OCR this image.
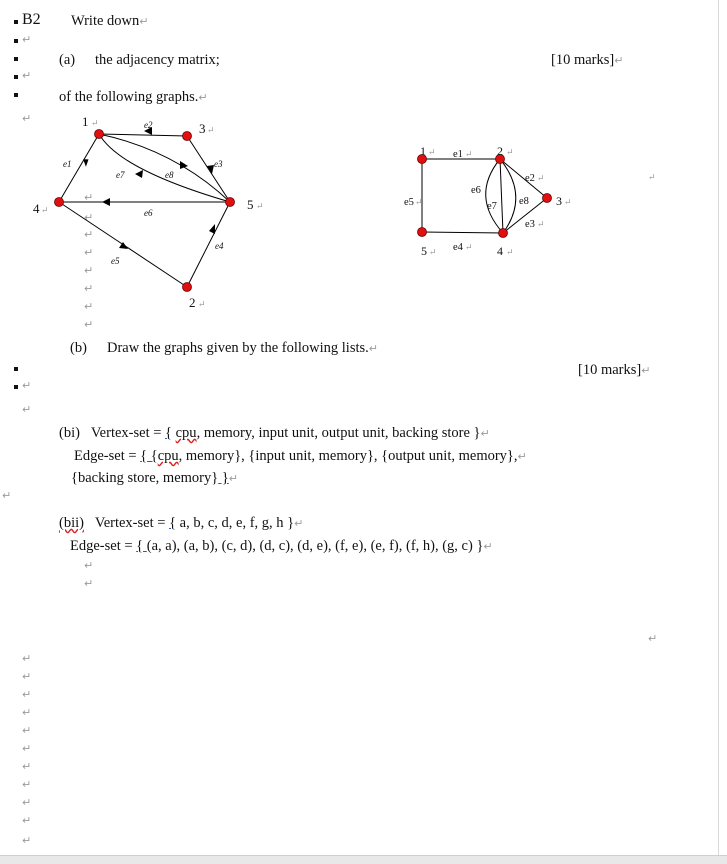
B2 Write down↵
↵
(a) the adjacency matrix;	[10 marks]↵
↵
of the following graphs.↵
↵	1	3
4	5
2
e1
e2
e3
e4
e5
e6
e7	e8
↵
↵
↵	↵
↵
1	2
3
4
5
e1
e2
e3
e4
e5
e6
e7 e8
↵	↵	↵
↵
↵
↵
↵
↵	↵	↵
↵
↵
↵
↵
↵
↵
↵
↵
↵
(b) Draw the graphs given by the following lists.↵
[10 marks]↵
↵
↵
(bi) Vertex-set = { cpu, memory, input unit, output unit, backing store }↵
Edge-set = { {cpu, memory}, {input unit, memory}, {output unit, memory},↵
{backing store, memory} }↵
↵
(bii) Vertex-set = { a, b, c, d, e, f, g, h }↵
Edge-set = { (a, a), (a, b), (c, d), (d, c), (d, e), (f, e), (e, f), (f, h), (g, c) }↵
↵
↵
↵
↵
↵
↵
↵
↵
↵
↵
↵
↵
↵
↵
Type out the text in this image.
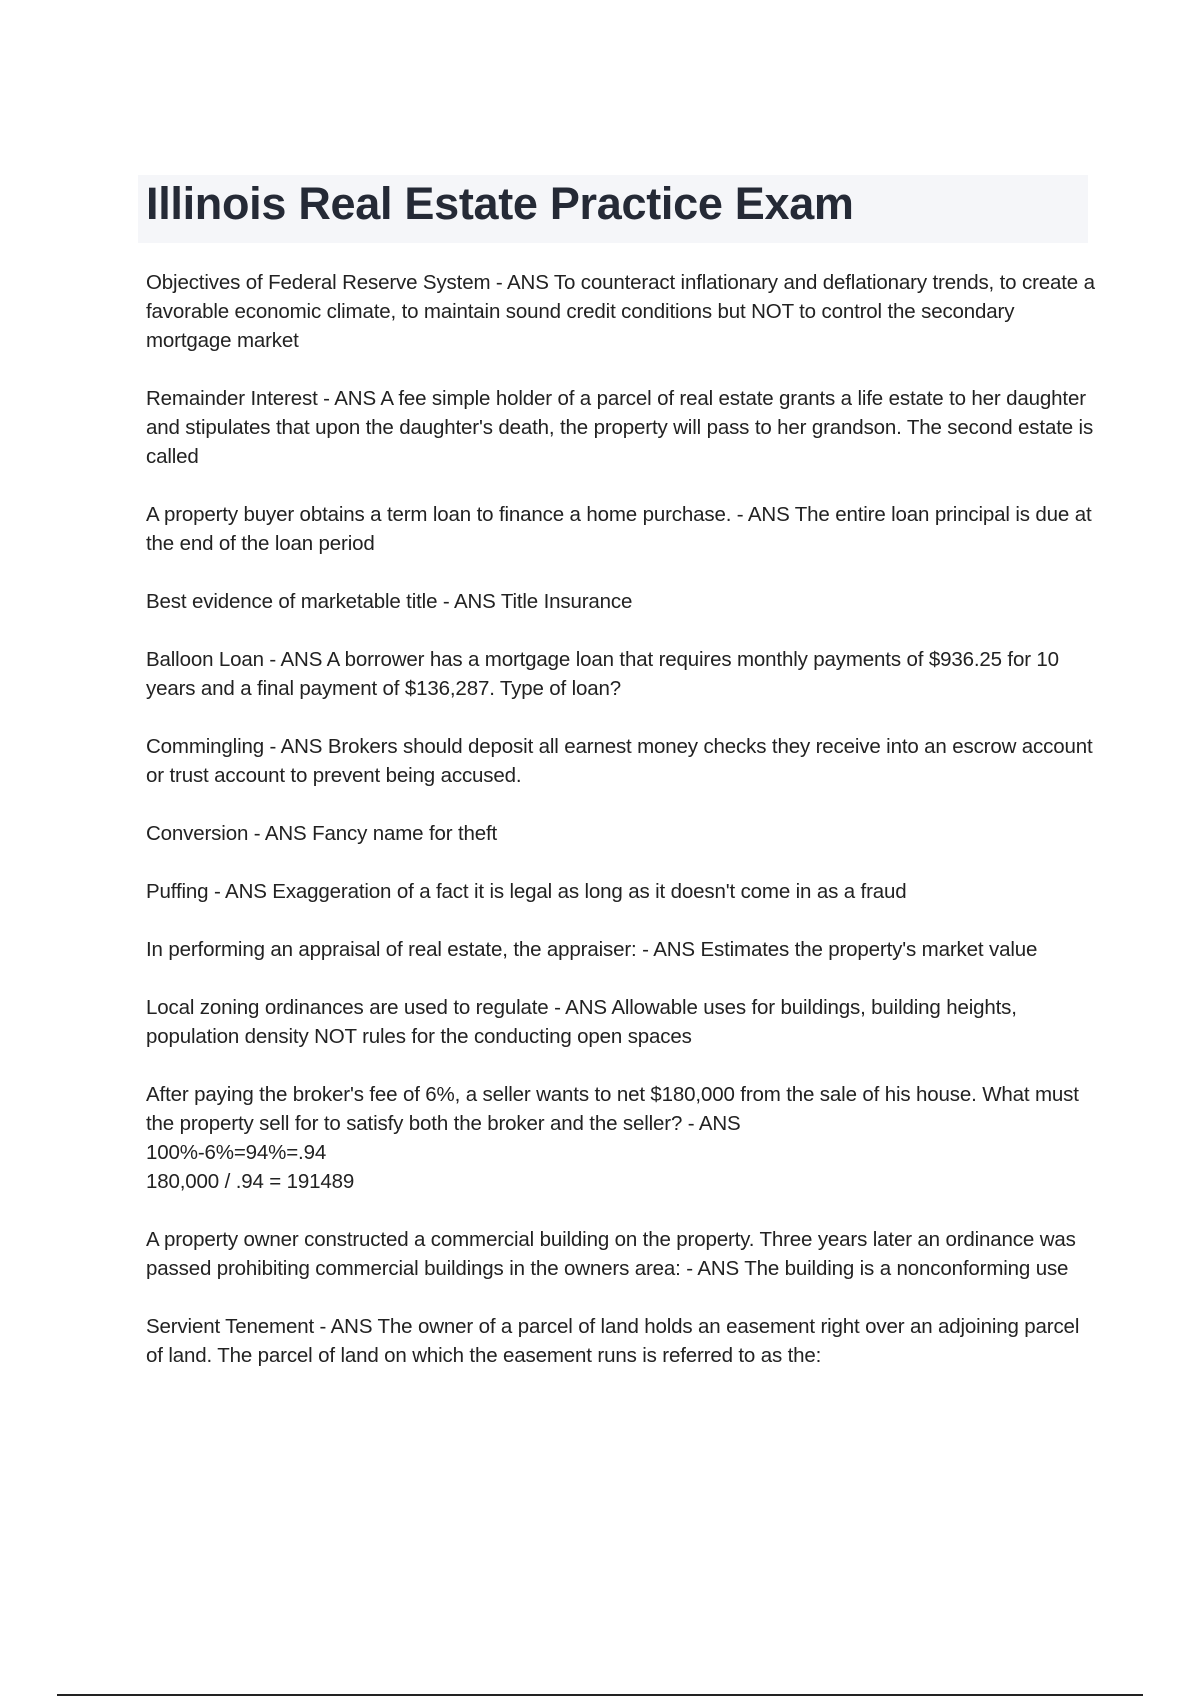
Illinois Real Estate Practice Exam

Objectives of Federal Reserve System - ANS To counteract inflationary and deflationary trends, to create a favorable economic climate, to maintain sound credit conditions but NOT to control the secondary mortgage market

Remainder Interest - ANS A fee simple holder of a parcel of real estate grants a life estate to her daughter and stipulates that upon the daughter's death, the property will pass to her grandson. The second estate is called

A property buyer obtains a term loan to finance a home purchase. - ANS The entire loan principal is due at the end of the loan period

Best evidence of marketable title - ANS Title Insurance

Balloon Loan - ANS A borrower has a mortgage loan that requires monthly payments of $936.25 for 10 years and a final payment of $136,287. Type of loan?

Commingling - ANS Brokers should deposit all earnest money checks they receive into an escrow account or trust account to prevent being accused.

Conversion - ANS Fancy name for theft

Puffing - ANS Exaggeration of a fact it is legal as long as it doesn't come in as a fraud

In performing an appraisal of real estate, the appraiser: - ANS Estimates the property's market value

Local zoning ordinances are used to regulate - ANS Allowable uses for buildings, building heights, population density NOT rules for the conducting open spaces

After paying the broker's fee of 6%, a seller wants to net $180,000 from the sale of his house. What must the property sell for to satisfy both the broker and the seller? - ANS
100%-6%=94%=.94
180,000 / .94 = 191489

A property owner constructed a commercial building on the property. Three years later an ordinance was passed prohibiting commercial buildings in the owners area: - ANS The building is a nonconforming use

Servient Tenement - ANS The owner of a parcel of land holds an easement right over an adjoining parcel of land. The parcel of land on which the easement runs is referred to as the:
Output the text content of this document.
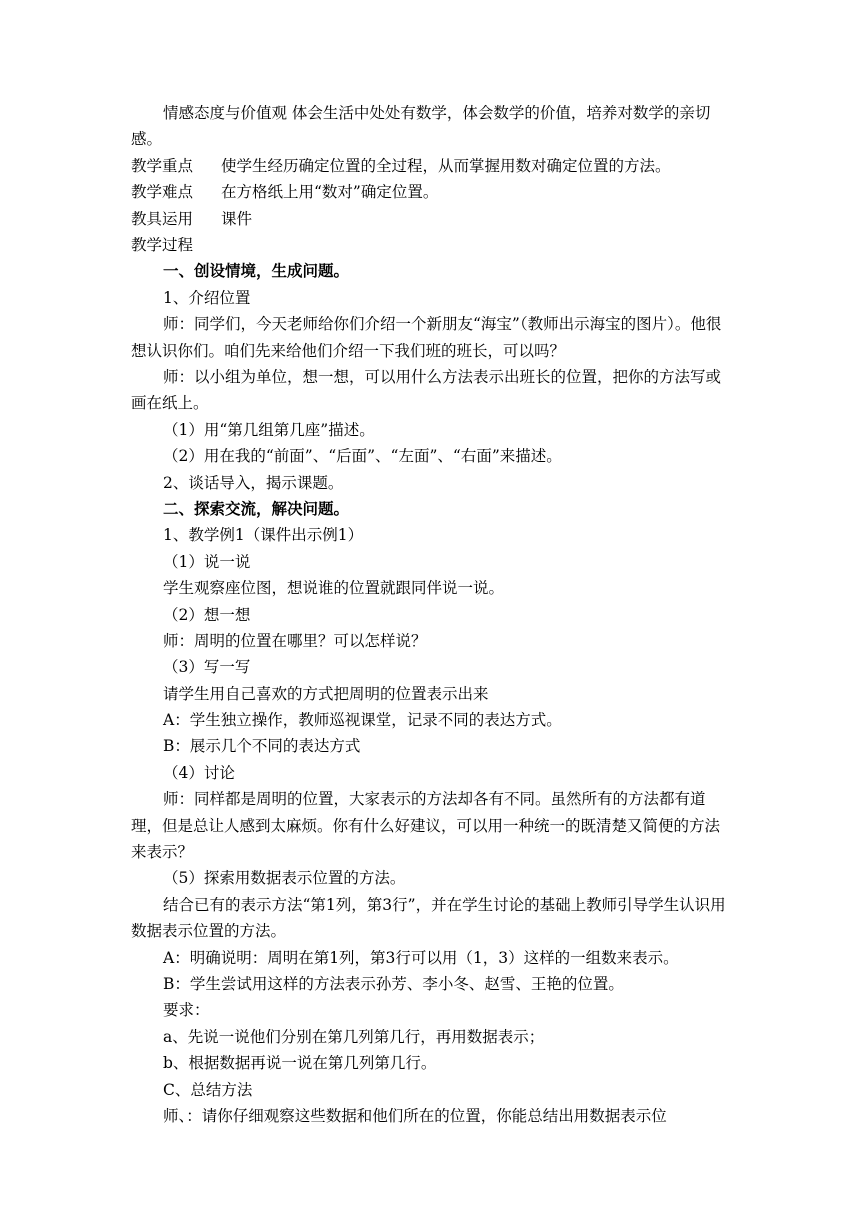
情感态度与价值观 体会生活中处处有数学，体会数学的价值，培养对数学的亲切感。
教学重点 使学生经历确定位置的全过程，从而掌握用数对确定位置的方法。
教学难点 在方格纸上用“数对”确定位置。
教具运用 课件
教学过程
一、创设情境，生成问题。
1、介绍位置
师：同学们，今天老师给你们介绍一个新朋友“海宝”（教师出示海宝的图片）。他很想认识你们。咱们先来给他们介绍一下我们班的班长，可以吗？
师：以小组为单位，想一想，可以用什么方法表示出班长的位置，把你的方法写或画在纸上。
（1）用“第几组第几座”描述。
（2）用在我的“前面”、“后面”、“左面”、“右面”来描述。
2、谈话导入，揭示课题。
二、探索交流，解决问题。
1、教学例1（课件出示例1）
（1）说一说
学生观察座位图，想说谁的位置就跟同伴说一说。
（2）想一想
师：周明的位置在哪里？可以怎样说？
（3）写一写
请学生用自己喜欢的方式把周明的位置表示出来
A：学生独立操作，教师巡视课堂，记录不同的表达方式。
B：展示几个不同的表达方式
（4）讨论
师：同样都是周明的位置，大家表示的方法却各有不同。虽然所有的方法都有道理，但是总让人感到太麻烦。你有什么好建议，可以用一种统一的既清楚又简便的方法来表示？
（5）探索用数据表示位置的方法。
结合已有的表示方法“第1列，第3行”，并在学生讨论的基础上教师引导学生认识用数据表示位置的方法。
A：明确说明：周明在第1列，第3行可以用（1，3）这样的一组数来表示。
B：学生尝试用这样的方法表示孙芳、李小冬、赵雪、王艳的位置。
要求：
a、先说一说他们分别在第几列第几行，再用数据表示；
b、根据数据再说一说在第几列第几行。
C、总结方法
师、：请你仔细观察这些数据和他们所在的位置，你能总结出用数据表示位
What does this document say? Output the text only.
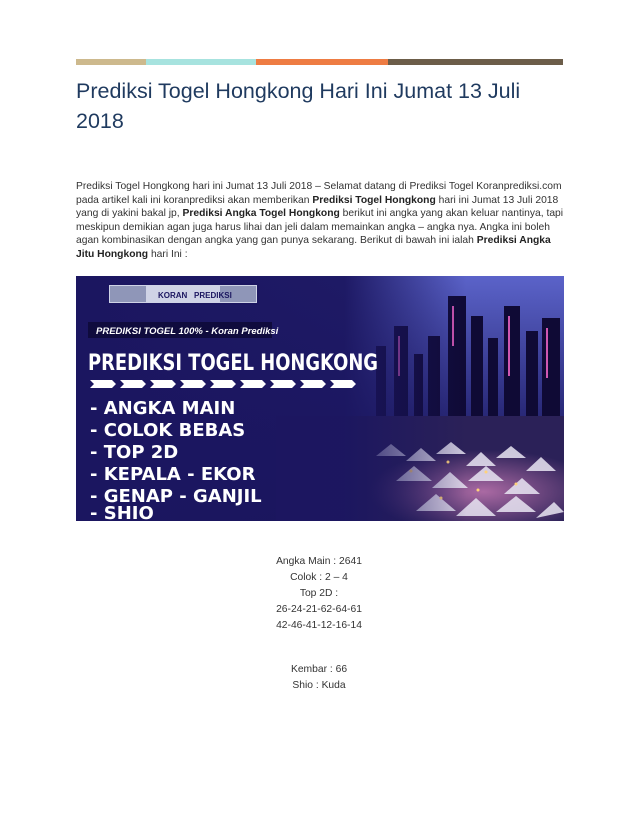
Prediksi Togel Hongkong Hari Ini Jumat 13 Juli 2018

Prediksi Togel Hongkong hari ini Jumat 13 Juli 2018 – Selamat datang di Prediksi Togel Koranprediksi.com pada artikel kali ini koranprediksi akan memberikan Prediksi Togel Hongkong hari ini Jumat 13 Juli 2018 yang di yakini bakal jp, Prediksi Angka Togel Hongkong berikut ini angka yang akan keluar nantinya, tapi meskipun demikian agan juga harus lihai dan jeli dalam memainkan angka – angka nya. Angka ini boleh agan kombinasikan dengan angka yang gan punya sekarang. Berikut di bawah ini ialah Prediksi Angka Jitu Hongkong hari Ini :

KORAN PREDIKSI
PREDIKSI TOGEL 100% - Koran Prediksi
PREDIKSI TOGEL HONGKONG
- ANGKA MAIN
- COLOK BEBAS
- TOP 2D
- KEPALA - EKOR
- GENAP - GANJIL
- SHIO
Angka Main : 2641
Colok : 2 – 4
Top 2D :
26-24-21-62-64-61
42-46-41-12-16-14
Kembar : 66
Shio : Kuda
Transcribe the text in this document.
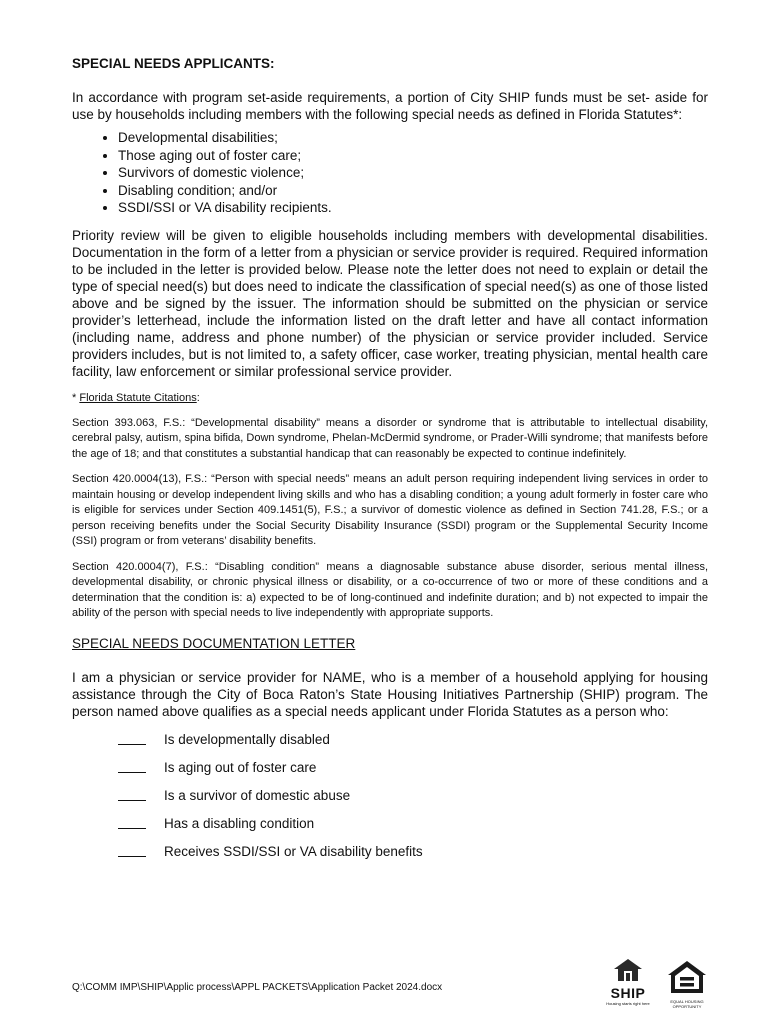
SPECIAL NEEDS APPLICANTS:

In accordance with program set-aside requirements, a portion of City SHIP funds must be set- aside for use by households including members with the following special needs as defined in Florida Statutes*:

• Developmental disabilities;
• Those aging out of foster care;
• Survivors of domestic violence;
• Disabling condition; and/or
• SSDI/SSI or VA disability recipients.

Priority review will be given to eligible households including members with developmental disabilities. Documentation in the form of a letter from a physician or service provider is required. Required information to be included in the letter is provided below. Please note the letter does not need to explain or detail the type of special need(s) but does need to indicate the classification of special need(s) as one of those listed above and be signed by the issuer. The information should be submitted on the physician or service provider’s letterhead, include the information listed on the draft letter and have all contact information (including name, address and phone number) of the physician or service provider included. Service providers includes, but is not limited to, a safety officer, case worker, treating physician, mental health care facility, law enforcement or similar professional service provider.

* Florida Statute Citations:

Section 393.063, F.S.: “Developmental disability” means a disorder or syndrome that is attributable to intellectual disability, cerebral palsy, autism, spina bifida, Down syndrome, Phelan-McDermid syndrome, or Prader-Willi syndrome; that manifests before the age of 18; and that constitutes a substantial handicap that can reasonably be expected to continue indefinitely.

Section 420.0004(13), F.S.: “Person with special needs” means an adult person requiring independent living services in order to maintain housing or develop independent living skills and who has a disabling condition; a young adult formerly in foster care who is eligible for services under Section 409.1451(5), F.S.; a survivor of domestic violence as defined in Section 741.28, F.S.; or a person receiving benefits under the Social Security Disability Insurance (SSDI) program or the Supplemental Security Income (SSI) program or from veterans’ disability benefits.

Section 420.0004(7), F.S.: “Disabling condition” means a diagnosable substance abuse disorder, serious mental illness, developmental disability, or chronic physical illness or disability, or a co-occurrence of two or more of these conditions and a determination that the condition is: a) expected to be of long-continued and indefinite duration; and b) not expected to impair the ability of the person with special needs to live independently with appropriate supports.

SPECIAL NEEDS DOCUMENTATION LETTER

I am a physician or service provider for NAME, who is a member of a household applying for housing assistance through the City of Boca Raton’s State Housing Initiatives Partnership (SHIP) program. The person named above qualifies as a special needs applicant under Florida Statutes as a person who:

Is developmentally disabled
Is aging out of foster care
Is a survivor of domestic abuse
Has a disabling condition
Receives SSDI/SSI or VA disability benefits
Q:\COMM IMP\SHIP\Applic process\APPL PACKETS\Application Packet 2024.docx	SHIP
Housing starts right here	EQUAL HOUSING OPPORTUNITY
+++
== What you have to do ==
Which lines hold the word "marks"? Show each one.

== Result of the task ==
(a) the adjacency matrix;	[10 marks]↵
[10 marks]↵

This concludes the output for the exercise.